* To do *
Every line of the material is to be repeated exactly as it stands.

[start Entries supplied]

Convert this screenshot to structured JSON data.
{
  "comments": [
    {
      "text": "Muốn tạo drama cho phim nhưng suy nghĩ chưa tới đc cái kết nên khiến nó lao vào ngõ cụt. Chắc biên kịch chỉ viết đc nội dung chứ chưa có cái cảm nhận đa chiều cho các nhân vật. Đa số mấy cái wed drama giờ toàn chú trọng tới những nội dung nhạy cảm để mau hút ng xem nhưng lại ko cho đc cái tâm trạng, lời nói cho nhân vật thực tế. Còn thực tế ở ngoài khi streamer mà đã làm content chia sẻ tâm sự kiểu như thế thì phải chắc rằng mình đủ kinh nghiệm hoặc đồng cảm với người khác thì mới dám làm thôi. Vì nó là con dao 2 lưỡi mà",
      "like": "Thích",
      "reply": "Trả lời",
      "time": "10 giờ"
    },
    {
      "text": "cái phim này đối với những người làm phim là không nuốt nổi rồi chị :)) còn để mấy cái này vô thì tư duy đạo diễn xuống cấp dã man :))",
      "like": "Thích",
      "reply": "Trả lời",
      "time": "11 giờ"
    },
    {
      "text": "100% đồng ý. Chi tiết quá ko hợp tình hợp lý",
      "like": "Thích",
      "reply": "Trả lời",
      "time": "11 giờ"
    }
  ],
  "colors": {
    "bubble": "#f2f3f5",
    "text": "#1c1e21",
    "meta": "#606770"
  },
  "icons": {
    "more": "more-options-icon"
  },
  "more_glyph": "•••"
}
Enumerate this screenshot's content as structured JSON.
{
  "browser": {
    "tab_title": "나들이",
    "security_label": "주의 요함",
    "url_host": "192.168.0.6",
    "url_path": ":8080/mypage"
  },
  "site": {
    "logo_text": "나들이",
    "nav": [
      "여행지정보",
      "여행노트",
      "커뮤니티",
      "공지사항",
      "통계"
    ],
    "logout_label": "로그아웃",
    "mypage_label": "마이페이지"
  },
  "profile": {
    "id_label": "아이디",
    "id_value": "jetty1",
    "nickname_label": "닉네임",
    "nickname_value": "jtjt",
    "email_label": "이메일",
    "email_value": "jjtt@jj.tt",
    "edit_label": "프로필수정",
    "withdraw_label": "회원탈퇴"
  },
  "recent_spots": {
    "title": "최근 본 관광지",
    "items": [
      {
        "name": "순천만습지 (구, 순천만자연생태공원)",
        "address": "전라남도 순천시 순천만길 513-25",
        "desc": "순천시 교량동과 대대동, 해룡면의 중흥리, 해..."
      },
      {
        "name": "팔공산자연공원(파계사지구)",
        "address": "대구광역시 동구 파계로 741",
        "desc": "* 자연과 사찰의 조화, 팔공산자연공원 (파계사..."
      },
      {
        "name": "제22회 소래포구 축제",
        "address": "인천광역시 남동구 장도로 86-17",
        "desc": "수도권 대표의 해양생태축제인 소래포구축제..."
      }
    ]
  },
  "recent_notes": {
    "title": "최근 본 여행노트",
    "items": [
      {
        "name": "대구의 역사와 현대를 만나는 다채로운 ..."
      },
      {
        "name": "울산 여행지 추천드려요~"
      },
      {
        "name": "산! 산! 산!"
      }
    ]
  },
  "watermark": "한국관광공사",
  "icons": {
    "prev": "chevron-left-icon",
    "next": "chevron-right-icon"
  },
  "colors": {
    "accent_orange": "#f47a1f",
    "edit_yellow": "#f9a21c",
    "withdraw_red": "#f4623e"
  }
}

[end Entries supplied]

* Task solution *
Convert this screenshot to structured JSON data.
{
  "comments": [
    {
      "text": "Muốn tạo drama cho phim nhưng suy nghĩ chưa tới đc cái kết nên khiến nó lao vào ngõ cụt. Chắc biên kịch chỉ viết đc nội dung chứ chưa có cái cảm nhận đa chiều cho các nhân vật. Đa số mấy cái wed drama giờ toàn chú trọng tới những nội dung nhạy cảm để mau hút ng xem nhưng lại ko cho đc cái tâm trạng, lời nói cho nhân vật thực tế. Còn thực tế ở ngoài khi streamer mà đã làm content chia sẻ tâm sự kiểu như thế thì phải chắc rằng mình đủ kinh nghiệm hoặc đồng cảm với người khác thì mới dám làm thôi. Vì nó là con dao 2 lưỡi mà",
      "like": "Thích",
      "reply": "Trả lời",
      "time": "10 giờ"
    },
    {
      "text": "cái phim này đối với những người làm phim là không nuốt nổi rồi chị :)) còn để mấy cái này vô thì tư duy đạo diễn xuống cấp dã man :))",
      "like": "Thích",
      "reply": "Trả lời",
      "time": "11 giờ"
    },
    {
      "text": "100% đồng ý. Chi tiết quá ko hợp tình hợp lý",
      "like": "Thích",
      "reply": "Trả lời",
      "time": "11 giờ"
    }
  ],
  "colors": {
    "bubble": "#f2f3f5",
    "text": "#1c1e21",
    "meta": "#606770"
  },
  "icons": {
    "more": "more-options-icon"
  },
  "more_glyph": "•••"
}
Enumerate this screenshot's content as structured JSON.
{
  "browser": {
    "tab_title": "나들이",
    "security_label": "주의 요함",
    "url_host": "192.168.0.6",
    "url_path": ":8080/mypage"
  },
  "site": {
    "logo_text": "나들이",
    "nav": [
      "여행지정보",
      "여행노트",
      "커뮤니티",
      "공지사항",
      "통계"
    ],
    "logout_label": "로그아웃",
    "mypage_label": "마이페이지"
  },
  "profile": {
    "id_label": "아이디",
    "id_value": "jetty1",
    "nickname_label": "닉네임",
    "nickname_value": "jtjt",
    "email_label": "이메일",
    "email_value": "jjtt@jj.tt",
    "edit_label": "프로필수정",
    "withdraw_label": "회원탈퇴"
  },
  "recent_spots": {
    "title": "최근 본 관광지",
    "items": [
      {
        "name": "순천만습지 (구, 순천만자연생태공원)",
        "address": "전라남도 순천시 순천만길 513-25",
        "desc": "순천시 교량동과 대대동, 해룡면의 중흥리, 해..."
      },
      {
        "name": "팔공산자연공원(파계사지구)",
        "address": "대구광역시 동구 파계로 741",
        "desc": "* 자연과 사찰의 조화, 팔공산자연공원 (파계사..."
      },
      {
        "name": "제22회 소래포구 축제",
        "address": "인천광역시 남동구 장도로 86-17",
        "desc": "수도권 대표의 해양생태축제인 소래포구축제..."
      }
    ]
  },
  "recent_notes": {
    "title": "최근 본 여행노트",
    "items": [
      {
        "name": "대구의 역사와 현대를 만나는 다채로운 ..."
      },
      {
        "name": "울산 여행지 추천드려요~"
      },
      {
        "name": "산! 산! 산!"
      }
    ]
  },
  "watermark": "한국관광공사",
  "icons": {
    "prev": "chevron-left-icon",
    "next": "chevron-right-icon"
  },
  "colors": {
    "accent_orange": "#f47a1f",
    "edit_yellow": "#f9a21c",
    "withdraw_red": "#f4623e"
  }
}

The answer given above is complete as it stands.